# Required task
Search the material for "this" and show all lines that contain it.

--------------------

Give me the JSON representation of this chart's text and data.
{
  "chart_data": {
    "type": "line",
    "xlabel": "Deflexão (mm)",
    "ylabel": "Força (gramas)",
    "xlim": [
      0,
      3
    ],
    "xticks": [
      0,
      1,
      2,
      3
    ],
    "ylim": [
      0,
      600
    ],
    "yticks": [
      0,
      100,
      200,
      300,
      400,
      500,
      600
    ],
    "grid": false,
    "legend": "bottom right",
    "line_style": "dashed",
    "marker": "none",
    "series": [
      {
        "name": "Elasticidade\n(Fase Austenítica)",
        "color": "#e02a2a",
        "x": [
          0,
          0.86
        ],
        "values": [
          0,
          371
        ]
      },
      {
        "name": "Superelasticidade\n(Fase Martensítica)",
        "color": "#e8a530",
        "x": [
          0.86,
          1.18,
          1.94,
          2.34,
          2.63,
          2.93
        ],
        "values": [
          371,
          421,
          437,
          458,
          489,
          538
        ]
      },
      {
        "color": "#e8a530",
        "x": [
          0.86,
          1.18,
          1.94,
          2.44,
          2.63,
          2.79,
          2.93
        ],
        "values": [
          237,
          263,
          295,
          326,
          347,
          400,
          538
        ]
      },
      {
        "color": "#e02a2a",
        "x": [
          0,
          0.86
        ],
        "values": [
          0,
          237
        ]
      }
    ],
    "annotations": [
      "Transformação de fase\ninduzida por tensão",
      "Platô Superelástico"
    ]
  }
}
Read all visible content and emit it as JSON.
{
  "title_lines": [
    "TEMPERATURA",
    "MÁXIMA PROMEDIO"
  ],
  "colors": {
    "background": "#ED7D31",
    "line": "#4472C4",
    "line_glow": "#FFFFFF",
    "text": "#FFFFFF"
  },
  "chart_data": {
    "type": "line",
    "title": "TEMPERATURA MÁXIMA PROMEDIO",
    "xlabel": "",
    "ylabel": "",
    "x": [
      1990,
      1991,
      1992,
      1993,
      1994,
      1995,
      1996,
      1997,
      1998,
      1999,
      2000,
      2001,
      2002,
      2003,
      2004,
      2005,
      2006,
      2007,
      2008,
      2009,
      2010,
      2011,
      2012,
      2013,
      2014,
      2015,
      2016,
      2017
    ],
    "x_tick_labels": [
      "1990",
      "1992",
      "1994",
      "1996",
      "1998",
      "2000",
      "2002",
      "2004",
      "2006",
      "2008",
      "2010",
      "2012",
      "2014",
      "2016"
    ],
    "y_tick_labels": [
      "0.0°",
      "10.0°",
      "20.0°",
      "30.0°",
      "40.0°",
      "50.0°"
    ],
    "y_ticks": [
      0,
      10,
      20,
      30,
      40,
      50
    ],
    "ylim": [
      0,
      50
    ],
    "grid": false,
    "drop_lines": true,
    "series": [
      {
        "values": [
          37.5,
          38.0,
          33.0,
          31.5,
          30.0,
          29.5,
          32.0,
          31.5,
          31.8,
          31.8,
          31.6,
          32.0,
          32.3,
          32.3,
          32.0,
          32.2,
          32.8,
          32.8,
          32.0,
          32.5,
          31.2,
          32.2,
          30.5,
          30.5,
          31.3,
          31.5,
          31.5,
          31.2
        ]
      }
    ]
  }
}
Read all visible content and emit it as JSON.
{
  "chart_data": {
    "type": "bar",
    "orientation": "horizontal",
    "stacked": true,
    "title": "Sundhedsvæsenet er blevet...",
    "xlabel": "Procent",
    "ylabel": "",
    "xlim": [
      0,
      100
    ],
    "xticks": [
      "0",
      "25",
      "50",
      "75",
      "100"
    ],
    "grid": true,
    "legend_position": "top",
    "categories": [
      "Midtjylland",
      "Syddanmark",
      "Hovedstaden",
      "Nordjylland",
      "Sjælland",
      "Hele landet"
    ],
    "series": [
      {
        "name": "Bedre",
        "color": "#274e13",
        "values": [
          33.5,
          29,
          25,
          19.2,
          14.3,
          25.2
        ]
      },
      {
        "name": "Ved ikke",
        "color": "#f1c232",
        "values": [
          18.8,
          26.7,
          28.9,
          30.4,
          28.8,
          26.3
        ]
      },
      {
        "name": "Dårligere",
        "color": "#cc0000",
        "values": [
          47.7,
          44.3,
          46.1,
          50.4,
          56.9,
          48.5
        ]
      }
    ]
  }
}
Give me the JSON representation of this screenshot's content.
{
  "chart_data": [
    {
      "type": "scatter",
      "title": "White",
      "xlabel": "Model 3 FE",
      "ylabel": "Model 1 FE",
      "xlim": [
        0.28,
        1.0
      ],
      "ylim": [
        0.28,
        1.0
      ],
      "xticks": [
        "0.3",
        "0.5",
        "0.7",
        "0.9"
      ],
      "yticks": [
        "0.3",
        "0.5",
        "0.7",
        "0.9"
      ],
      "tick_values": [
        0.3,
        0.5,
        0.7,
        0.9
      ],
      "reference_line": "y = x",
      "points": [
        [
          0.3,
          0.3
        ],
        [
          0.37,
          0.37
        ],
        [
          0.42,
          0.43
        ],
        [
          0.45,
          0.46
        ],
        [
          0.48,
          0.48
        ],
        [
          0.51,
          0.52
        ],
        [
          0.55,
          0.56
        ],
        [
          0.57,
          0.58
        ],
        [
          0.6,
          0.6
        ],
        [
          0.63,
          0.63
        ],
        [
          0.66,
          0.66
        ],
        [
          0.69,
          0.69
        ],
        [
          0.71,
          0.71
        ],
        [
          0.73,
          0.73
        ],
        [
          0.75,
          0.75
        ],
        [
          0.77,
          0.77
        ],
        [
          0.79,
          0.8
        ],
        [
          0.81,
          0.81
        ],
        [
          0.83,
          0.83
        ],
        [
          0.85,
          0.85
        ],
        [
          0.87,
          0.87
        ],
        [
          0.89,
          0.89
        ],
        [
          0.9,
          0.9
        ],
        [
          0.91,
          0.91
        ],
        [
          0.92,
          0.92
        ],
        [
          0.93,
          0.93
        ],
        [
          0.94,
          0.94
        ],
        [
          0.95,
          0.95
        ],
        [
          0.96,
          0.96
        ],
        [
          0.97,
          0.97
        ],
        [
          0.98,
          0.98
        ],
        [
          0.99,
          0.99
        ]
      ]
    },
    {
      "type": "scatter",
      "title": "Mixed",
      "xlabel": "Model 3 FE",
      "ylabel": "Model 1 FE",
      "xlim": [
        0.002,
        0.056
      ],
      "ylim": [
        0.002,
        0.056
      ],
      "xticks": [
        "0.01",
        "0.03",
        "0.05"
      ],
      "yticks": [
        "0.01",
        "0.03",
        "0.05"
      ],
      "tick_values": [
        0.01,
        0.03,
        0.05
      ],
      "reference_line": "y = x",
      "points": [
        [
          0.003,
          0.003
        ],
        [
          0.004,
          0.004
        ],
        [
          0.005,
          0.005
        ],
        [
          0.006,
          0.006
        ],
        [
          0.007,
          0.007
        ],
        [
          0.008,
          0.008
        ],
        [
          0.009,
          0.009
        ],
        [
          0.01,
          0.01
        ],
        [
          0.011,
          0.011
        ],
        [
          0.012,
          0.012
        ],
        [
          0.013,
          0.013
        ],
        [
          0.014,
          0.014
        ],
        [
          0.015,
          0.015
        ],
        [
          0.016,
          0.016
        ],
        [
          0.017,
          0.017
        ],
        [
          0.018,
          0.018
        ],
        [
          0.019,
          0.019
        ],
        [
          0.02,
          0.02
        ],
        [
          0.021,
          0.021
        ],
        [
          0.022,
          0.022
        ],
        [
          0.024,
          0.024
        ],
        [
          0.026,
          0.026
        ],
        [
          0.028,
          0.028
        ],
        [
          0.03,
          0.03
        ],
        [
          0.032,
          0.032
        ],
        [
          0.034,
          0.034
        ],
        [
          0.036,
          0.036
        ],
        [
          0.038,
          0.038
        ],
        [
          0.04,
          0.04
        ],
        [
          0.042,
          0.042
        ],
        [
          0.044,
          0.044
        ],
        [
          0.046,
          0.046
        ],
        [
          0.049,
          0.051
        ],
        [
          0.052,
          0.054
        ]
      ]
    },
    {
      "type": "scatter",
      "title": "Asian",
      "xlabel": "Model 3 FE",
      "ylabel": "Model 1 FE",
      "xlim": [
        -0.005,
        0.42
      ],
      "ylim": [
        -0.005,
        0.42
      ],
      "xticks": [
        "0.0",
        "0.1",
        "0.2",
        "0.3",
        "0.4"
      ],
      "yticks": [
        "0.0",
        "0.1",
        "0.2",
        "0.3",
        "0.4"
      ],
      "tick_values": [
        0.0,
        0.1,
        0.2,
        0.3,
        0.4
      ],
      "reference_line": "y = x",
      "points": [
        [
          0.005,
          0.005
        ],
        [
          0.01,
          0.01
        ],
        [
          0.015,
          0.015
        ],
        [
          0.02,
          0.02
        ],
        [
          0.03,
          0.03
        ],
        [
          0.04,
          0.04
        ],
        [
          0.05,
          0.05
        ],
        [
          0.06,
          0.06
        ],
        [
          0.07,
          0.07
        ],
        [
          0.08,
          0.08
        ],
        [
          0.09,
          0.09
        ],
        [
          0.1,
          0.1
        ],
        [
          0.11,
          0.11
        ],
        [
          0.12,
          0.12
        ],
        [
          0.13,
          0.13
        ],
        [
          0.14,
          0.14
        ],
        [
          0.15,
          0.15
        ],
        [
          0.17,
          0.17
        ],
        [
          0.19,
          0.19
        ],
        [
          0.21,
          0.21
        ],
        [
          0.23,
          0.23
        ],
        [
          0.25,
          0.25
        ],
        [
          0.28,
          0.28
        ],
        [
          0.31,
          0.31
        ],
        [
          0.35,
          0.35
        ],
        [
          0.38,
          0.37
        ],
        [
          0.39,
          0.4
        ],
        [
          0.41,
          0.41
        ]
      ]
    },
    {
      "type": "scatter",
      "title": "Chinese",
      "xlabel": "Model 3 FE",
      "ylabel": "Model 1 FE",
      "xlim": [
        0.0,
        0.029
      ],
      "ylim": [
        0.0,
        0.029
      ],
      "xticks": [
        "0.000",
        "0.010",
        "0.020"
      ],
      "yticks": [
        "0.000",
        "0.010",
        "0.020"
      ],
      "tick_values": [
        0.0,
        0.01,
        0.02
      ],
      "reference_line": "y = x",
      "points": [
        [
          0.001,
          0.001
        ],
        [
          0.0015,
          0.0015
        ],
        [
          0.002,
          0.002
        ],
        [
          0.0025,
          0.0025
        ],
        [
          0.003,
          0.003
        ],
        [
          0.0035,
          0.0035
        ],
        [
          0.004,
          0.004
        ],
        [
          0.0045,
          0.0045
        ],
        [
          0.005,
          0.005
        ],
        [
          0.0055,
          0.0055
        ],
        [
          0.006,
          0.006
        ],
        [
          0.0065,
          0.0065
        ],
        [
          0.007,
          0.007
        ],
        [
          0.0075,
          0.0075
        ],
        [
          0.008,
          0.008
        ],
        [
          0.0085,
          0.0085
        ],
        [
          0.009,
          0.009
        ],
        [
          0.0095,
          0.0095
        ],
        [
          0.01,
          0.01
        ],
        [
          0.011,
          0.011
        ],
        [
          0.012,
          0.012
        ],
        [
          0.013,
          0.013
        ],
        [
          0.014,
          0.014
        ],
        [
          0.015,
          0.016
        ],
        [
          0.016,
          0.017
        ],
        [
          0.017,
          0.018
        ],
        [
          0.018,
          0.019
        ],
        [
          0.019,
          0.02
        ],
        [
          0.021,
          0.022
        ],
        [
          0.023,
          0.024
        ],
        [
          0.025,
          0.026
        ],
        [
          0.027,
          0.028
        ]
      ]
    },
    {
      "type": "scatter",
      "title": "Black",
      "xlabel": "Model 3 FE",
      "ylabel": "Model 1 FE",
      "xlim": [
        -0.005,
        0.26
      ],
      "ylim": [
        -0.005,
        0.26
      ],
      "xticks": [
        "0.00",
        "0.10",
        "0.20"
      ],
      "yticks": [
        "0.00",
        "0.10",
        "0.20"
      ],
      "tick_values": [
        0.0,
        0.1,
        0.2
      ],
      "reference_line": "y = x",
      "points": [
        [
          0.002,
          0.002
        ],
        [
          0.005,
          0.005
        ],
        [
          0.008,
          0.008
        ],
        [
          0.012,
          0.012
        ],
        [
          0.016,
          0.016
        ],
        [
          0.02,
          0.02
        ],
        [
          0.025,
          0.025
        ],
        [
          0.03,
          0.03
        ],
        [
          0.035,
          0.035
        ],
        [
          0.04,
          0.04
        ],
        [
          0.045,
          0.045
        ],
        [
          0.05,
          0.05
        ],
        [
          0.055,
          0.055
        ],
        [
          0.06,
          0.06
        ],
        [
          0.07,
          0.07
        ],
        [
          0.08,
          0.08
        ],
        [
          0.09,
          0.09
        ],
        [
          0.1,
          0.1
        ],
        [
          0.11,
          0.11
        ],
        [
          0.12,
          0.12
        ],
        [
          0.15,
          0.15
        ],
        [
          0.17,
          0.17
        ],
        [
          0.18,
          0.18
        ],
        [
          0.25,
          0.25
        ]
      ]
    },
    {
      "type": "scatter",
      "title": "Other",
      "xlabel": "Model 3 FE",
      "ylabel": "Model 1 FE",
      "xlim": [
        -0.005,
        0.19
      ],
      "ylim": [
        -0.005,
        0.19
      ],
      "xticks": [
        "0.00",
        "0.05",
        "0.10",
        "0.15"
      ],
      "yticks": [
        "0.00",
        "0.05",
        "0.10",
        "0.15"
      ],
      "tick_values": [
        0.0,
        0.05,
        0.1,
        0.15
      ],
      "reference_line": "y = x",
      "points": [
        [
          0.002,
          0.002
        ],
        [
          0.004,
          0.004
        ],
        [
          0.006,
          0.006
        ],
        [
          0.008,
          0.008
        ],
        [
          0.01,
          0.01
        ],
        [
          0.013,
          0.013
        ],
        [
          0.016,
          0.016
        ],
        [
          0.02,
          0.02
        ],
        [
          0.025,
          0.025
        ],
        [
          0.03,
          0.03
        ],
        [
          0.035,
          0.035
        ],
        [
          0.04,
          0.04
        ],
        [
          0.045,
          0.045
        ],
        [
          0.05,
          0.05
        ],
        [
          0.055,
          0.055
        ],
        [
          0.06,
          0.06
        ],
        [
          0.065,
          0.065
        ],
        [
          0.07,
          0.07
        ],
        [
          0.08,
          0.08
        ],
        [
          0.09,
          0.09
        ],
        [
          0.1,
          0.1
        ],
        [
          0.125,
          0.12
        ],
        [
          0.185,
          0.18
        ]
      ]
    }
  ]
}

--------------------

# Task solution
Give me the JSON representation of this chart's text and data.
Give me the JSON representation of this screenshot's content.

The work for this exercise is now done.